EXERCISE AIM: Across the entries below, how many lines contain the word "chevron"? Give the number alone.

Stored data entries
_ _ _ _ _
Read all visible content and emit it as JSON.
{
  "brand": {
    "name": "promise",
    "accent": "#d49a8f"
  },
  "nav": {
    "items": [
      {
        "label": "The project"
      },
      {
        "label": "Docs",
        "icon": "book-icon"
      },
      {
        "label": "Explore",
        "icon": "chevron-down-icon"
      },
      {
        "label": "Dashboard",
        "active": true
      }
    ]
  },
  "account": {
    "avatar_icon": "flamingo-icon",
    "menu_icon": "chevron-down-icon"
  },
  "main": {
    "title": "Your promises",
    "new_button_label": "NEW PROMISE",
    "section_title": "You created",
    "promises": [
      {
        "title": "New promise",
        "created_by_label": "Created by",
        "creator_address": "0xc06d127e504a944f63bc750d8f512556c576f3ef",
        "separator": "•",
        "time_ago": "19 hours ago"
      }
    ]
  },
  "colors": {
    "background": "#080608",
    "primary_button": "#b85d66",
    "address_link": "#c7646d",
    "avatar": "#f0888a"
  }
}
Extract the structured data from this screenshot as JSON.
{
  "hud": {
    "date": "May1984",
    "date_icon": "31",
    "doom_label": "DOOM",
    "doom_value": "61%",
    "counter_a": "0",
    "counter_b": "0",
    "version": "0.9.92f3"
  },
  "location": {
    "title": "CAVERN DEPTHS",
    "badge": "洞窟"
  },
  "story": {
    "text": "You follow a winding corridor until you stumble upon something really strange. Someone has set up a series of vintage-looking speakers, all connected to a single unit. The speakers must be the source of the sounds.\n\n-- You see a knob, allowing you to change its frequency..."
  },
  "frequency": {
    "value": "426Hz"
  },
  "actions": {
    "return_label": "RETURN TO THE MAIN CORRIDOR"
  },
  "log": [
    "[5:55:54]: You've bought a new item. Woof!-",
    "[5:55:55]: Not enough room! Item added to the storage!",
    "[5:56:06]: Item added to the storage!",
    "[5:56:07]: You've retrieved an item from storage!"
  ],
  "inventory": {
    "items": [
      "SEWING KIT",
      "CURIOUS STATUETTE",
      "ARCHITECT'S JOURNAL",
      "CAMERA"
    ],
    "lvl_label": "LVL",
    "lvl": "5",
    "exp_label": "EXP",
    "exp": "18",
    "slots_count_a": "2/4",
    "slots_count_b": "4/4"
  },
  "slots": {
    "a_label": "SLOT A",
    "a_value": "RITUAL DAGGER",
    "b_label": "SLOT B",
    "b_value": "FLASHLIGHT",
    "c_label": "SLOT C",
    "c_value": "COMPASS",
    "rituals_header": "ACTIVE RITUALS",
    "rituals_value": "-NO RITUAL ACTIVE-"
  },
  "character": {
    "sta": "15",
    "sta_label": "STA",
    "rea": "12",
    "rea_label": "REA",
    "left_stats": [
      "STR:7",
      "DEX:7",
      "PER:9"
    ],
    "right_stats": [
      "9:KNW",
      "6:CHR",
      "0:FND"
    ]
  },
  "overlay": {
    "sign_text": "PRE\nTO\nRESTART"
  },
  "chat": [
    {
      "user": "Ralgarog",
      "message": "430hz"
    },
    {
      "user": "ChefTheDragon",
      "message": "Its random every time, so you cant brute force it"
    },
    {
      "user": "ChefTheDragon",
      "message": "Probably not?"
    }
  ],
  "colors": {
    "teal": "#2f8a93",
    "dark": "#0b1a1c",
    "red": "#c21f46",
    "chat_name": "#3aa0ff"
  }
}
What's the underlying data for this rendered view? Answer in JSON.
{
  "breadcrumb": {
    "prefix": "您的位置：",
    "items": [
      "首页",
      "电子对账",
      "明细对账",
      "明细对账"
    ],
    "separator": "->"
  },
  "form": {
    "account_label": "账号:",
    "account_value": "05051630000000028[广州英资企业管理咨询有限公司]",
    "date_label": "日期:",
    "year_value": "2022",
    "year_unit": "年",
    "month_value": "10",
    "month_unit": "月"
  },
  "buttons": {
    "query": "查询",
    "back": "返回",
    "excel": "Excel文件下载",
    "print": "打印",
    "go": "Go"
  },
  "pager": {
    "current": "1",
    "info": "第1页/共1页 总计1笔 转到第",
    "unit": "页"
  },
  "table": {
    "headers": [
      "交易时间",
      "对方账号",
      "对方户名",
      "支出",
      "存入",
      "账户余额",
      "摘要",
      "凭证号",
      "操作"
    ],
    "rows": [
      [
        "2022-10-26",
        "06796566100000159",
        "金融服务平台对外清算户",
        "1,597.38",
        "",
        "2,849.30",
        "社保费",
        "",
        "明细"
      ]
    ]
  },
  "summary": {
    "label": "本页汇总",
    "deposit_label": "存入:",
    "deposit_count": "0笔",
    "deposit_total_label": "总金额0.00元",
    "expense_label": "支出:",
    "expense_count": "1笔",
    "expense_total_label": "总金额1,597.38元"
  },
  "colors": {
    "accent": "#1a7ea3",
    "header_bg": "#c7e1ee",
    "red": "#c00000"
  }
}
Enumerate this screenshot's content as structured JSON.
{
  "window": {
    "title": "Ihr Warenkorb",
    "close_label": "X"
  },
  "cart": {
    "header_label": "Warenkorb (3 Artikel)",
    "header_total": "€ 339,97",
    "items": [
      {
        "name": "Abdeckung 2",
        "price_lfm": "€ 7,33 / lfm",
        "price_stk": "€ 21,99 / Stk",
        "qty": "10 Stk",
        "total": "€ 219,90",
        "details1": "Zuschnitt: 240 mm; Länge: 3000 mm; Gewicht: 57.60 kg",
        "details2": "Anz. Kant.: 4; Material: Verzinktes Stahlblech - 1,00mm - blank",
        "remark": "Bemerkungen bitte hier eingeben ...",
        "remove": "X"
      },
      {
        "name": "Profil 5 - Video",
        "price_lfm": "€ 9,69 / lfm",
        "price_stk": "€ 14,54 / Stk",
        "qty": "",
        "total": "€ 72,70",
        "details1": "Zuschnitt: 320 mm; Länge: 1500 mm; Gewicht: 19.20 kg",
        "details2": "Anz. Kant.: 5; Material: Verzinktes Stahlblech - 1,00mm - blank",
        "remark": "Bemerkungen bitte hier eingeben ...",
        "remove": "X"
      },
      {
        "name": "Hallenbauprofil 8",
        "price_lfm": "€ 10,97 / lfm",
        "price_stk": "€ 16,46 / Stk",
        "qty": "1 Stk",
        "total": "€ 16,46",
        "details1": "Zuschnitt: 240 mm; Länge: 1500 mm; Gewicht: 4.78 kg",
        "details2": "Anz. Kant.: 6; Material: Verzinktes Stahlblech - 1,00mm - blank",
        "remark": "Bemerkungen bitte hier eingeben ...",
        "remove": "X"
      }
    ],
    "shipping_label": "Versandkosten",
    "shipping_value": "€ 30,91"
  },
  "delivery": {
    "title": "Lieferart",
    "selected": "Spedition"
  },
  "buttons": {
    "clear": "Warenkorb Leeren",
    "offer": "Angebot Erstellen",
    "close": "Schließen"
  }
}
_ _ _ _ _
SOLVED EXERCISE: 2